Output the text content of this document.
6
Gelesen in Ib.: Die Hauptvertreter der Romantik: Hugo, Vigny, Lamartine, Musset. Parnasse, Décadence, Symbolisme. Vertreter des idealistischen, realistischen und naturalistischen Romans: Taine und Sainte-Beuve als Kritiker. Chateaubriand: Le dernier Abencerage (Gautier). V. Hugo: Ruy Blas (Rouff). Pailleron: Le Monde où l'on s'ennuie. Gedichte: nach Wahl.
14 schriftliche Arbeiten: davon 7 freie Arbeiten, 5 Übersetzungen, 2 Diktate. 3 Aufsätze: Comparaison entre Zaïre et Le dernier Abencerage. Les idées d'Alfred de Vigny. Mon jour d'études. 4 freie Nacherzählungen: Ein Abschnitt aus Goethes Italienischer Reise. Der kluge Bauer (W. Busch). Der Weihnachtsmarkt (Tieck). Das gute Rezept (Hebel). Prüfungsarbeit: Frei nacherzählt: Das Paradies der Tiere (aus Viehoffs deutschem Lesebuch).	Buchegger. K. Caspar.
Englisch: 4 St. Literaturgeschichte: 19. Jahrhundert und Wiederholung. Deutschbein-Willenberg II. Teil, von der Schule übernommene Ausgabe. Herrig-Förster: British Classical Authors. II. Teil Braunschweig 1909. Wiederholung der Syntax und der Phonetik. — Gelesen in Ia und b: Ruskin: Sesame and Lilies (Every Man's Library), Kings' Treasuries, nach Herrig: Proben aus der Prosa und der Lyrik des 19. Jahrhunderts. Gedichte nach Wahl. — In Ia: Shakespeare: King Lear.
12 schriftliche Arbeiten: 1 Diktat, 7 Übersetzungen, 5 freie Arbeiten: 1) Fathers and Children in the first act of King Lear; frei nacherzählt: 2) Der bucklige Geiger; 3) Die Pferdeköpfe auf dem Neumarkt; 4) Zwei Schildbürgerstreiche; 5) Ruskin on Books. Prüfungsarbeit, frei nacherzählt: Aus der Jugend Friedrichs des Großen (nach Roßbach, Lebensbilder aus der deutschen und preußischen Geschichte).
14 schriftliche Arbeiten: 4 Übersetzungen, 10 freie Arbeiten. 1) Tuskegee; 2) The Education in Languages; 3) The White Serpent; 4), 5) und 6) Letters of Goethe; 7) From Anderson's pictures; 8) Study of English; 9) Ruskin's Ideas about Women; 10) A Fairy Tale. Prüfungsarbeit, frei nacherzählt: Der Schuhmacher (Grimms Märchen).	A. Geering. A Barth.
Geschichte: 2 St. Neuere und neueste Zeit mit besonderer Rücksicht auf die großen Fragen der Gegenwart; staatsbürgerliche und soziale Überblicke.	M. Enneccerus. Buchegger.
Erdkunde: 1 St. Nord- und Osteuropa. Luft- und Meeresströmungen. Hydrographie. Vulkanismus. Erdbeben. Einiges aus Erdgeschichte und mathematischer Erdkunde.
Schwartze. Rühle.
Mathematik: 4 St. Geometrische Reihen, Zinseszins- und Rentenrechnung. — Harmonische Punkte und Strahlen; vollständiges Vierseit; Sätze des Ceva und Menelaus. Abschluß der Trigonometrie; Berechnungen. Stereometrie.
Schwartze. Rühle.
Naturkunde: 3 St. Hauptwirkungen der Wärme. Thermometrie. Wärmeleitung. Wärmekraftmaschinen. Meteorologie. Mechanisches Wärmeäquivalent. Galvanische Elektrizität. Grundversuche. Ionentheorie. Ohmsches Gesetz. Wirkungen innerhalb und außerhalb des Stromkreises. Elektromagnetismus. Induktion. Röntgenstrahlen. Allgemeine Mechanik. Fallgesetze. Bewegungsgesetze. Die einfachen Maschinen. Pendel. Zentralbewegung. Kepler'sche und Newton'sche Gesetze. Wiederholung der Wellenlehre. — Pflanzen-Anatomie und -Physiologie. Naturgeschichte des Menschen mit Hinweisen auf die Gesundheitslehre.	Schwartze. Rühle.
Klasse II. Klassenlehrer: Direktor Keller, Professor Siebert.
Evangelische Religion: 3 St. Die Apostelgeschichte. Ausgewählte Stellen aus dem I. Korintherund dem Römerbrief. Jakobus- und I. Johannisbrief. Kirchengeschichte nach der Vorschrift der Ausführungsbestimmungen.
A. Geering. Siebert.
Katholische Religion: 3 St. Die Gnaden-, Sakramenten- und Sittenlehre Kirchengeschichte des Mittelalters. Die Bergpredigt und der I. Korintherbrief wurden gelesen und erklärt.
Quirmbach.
┄┄┄┄┄┄┄┄┄┄┄┄┄┄┄┄┄┄┄┄
• [EXERCISE AIM]: Restate all of the entries above precisely.

• [COMPLETED EXERCISE]:
Output the text content of this document.
6
Gelesen in Ib.: Die Hauptvertreter der Romantik: Hugo, Vigny, Lamartine, Musset. Parnasse, Décadence, Symbolisme. Vertreter des idealistischen, realistischen und naturalistischen Romans: Taine und Sainte-Beuve als Kritiker. Chateaubriand: Le dernier Abencerage (Gautier). V. Hugo: Ruy Blas (Rouff). Pailleron: Le Monde où l'on s'ennuie. Gedichte: nach Wahl.
14 schriftliche Arbeiten: davon 7 freie Arbeiten, 5 Übersetzungen, 2 Diktate. 3 Aufsätze: Comparaison entre Zaïre et Le dernier Abencerage. Les idées d'Alfred de Vigny. Mon jour d'études. 4 freie Nacherzählungen: Ein Abschnitt aus Goethes Italienischer Reise. Der kluge Bauer (W. Busch). Der Weihnachtsmarkt (Tieck). Das gute Rezept (Hebel). Prüfungsarbeit: Frei nacherzählt: Das Paradies der Tiere (aus Viehoffs deutschem Lesebuch).	Buchegger. K. Caspar.
Englisch: 4 St. Literaturgeschichte: 19. Jahrhundert und Wiederholung. Deutschbein-Willenberg II. Teil, von der Schule übernommene Ausgabe. Herrig-Förster: British Classical Authors. II. Teil Braunschweig 1909. Wiederholung der Syntax und der Phonetik. — Gelesen in Ia und b: Ruskin: Sesame and Lilies (Every Man's Library), Kings' Treasuries, nach Herrig: Proben aus der Prosa und der Lyrik des 19. Jahrhunderts. Gedichte nach Wahl. — In Ia: Shakespeare: King Lear.
12 schriftliche Arbeiten: 1 Diktat, 7 Übersetzungen, 5 freie Arbeiten: 1) Fathers and Children in the first act of King Lear; frei nacherzählt: 2) Der bucklige Geiger; 3) Die Pferdeköpfe auf dem Neumarkt; 4) Zwei Schildbürgerstreiche; 5) Ruskin on Books. Prüfungsarbeit, frei nacherzählt: Aus der Jugend Friedrichs des Großen (nach Roßbach, Lebensbilder aus der deutschen und preußischen Geschichte).
14 schriftliche Arbeiten: 4 Übersetzungen, 10 freie Arbeiten. 1) Tuskegee; 2) The Education in Languages; 3) The White Serpent; 4), 5) und 6) Letters of Goethe; 7) From Anderson's pictures; 8) Study of English; 9) Ruskin's Ideas about Women; 10) A Fairy Tale. Prüfungsarbeit, frei nacherzählt: Der Schuhmacher (Grimms Märchen).	A. Geering. A Barth.
Geschichte: 2 St. Neuere und neueste Zeit mit besonderer Rücksicht auf die großen Fragen der Gegenwart; staatsbürgerliche und soziale Überblicke.	M. Enneccerus. Buchegger.
Erdkunde: 1 St. Nord- und Osteuropa. Luft- und Meeresströmungen. Hydrographie. Vulkanismus. Erdbeben. Einiges aus Erdgeschichte und mathematischer Erdkunde.
Schwartze. Rühle.
Mathematik: 4 St. Geometrische Reihen, Zinseszins- und Rentenrechnung. — Harmonische Punkte und Strahlen; vollständiges Vierseit; Sätze des Ceva und Menelaus. Abschluß der Trigonometrie; Berechnungen. Stereometrie.
Schwartze. Rühle.
Naturkunde: 3 St. Hauptwirkungen der Wärme. Thermometrie. Wärmeleitung. Wärmekraftmaschinen. Meteorologie. Mechanisches Wärmeäquivalent. Galvanische Elektrizität. Grundversuche. Ionentheorie. Ohmsches Gesetz. Wirkungen innerhalb und außerhalb des Stromkreises. Elektromagnetismus. Induktion. Röntgenstrahlen. Allgemeine Mechanik. Fallgesetze. Bewegungsgesetze. Die einfachen Maschinen. Pendel. Zentralbewegung. Kepler'sche und Newton'sche Gesetze. Wiederholung der Wellenlehre. — Pflanzen-Anatomie und -Physiologie. Naturgeschichte des Menschen mit Hinweisen auf die Gesundheitslehre.	Schwartze. Rühle.
Klasse II. Klassenlehrer: Direktor Keller, Professor Siebert.
Evangelische Religion: 3 St. Die Apostelgeschichte. Ausgewählte Stellen aus dem I. Korintherund dem Römerbrief. Jakobus- und I. Johannisbrief. Kirchengeschichte nach der Vorschrift der Ausführungsbestimmungen.
A. Geering. Siebert.
Katholische Religion: 3 St. Die Gnaden-, Sakramenten- und Sittenlehre Kirchengeschichte des Mittelalters. Die Bergpredigt und der I. Korintherbrief wurden gelesen und erklärt.
Quirmbach.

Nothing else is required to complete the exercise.